## Task brief
Write the material out again, line by line, exactly as it is.

— Start Records for this task —

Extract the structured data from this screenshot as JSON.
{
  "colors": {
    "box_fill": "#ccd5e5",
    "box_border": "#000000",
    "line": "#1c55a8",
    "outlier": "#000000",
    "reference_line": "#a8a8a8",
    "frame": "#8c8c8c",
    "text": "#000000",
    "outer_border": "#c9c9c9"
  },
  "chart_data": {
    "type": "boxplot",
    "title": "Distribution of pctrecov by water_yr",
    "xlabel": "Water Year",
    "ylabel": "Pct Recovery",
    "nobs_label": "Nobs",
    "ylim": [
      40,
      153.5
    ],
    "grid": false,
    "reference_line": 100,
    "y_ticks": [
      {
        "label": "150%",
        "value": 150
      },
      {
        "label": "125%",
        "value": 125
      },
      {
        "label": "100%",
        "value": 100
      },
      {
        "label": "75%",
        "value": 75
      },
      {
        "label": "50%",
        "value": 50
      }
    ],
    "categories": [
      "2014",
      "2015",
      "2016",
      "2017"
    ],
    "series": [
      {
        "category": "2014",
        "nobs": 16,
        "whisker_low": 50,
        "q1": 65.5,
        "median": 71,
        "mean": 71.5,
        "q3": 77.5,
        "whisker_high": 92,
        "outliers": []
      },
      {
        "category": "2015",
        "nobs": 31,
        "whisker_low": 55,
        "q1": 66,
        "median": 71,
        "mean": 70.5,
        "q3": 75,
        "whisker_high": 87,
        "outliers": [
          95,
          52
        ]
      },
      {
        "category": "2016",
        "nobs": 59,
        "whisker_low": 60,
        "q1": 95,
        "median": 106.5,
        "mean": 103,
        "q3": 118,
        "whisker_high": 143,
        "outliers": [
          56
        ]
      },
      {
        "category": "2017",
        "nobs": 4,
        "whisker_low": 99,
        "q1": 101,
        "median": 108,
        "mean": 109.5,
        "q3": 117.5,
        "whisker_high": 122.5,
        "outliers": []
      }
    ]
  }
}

— End Records for this task —

## Completed task
Extract the structured data from this screenshot as JSON.
{
  "colors": {
    "box_fill": "#ccd5e5",
    "box_border": "#000000",
    "line": "#1c55a8",
    "outlier": "#000000",
    "reference_line": "#a8a8a8",
    "frame": "#8c8c8c",
    "text": "#000000",
    "outer_border": "#c9c9c9"
  },
  "chart_data": {
    "type": "boxplot",
    "title": "Distribution of pctrecov by water_yr",
    "xlabel": "Water Year",
    "ylabel": "Pct Recovery",
    "nobs_label": "Nobs",
    "ylim": [
      40,
      153.5
    ],
    "grid": false,
    "reference_line": 100,
    "y_ticks": [
      {
        "label": "150%",
        "value": 150
      },
      {
        "label": "125%",
        "value": 125
      },
      {
        "label": "100%",
        "value": 100
      },
      {
        "label": "75%",
        "value": 75
      },
      {
        "label": "50%",
        "value": 50
      }
    ],
    "categories": [
      "2014",
      "2015",
      "2016",
      "2017"
    ],
    "series": [
      {
        "category": "2014",
        "nobs": 16,
        "whisker_low": 50,
        "q1": 65.5,
        "median": 71,
        "mean": 71.5,
        "q3": 77.5,
        "whisker_high": 92,
        "outliers": []
      },
      {
        "category": "2015",
        "nobs": 31,
        "whisker_low": 55,
        "q1": 66,
        "median": 71,
        "mean": 70.5,
        "q3": 75,
        "whisker_high": 87,
        "outliers": [
          95,
          52
        ]
      },
      {
        "category": "2016",
        "nobs": 59,
        "whisker_low": 60,
        "q1": 95,
        "median": 106.5,
        "mean": 103,
        "q3": 118,
        "whisker_high": 143,
        "outliers": [
          56
        ]
      },
      {
        "category": "2017",
        "nobs": 4,
        "whisker_low": 99,
        "q1": 101,
        "median": 108,
        "mean": 109.5,
        "q3": 117.5,
        "whisker_high": 122.5,
        "outliers": []
      }
    ]
  }
}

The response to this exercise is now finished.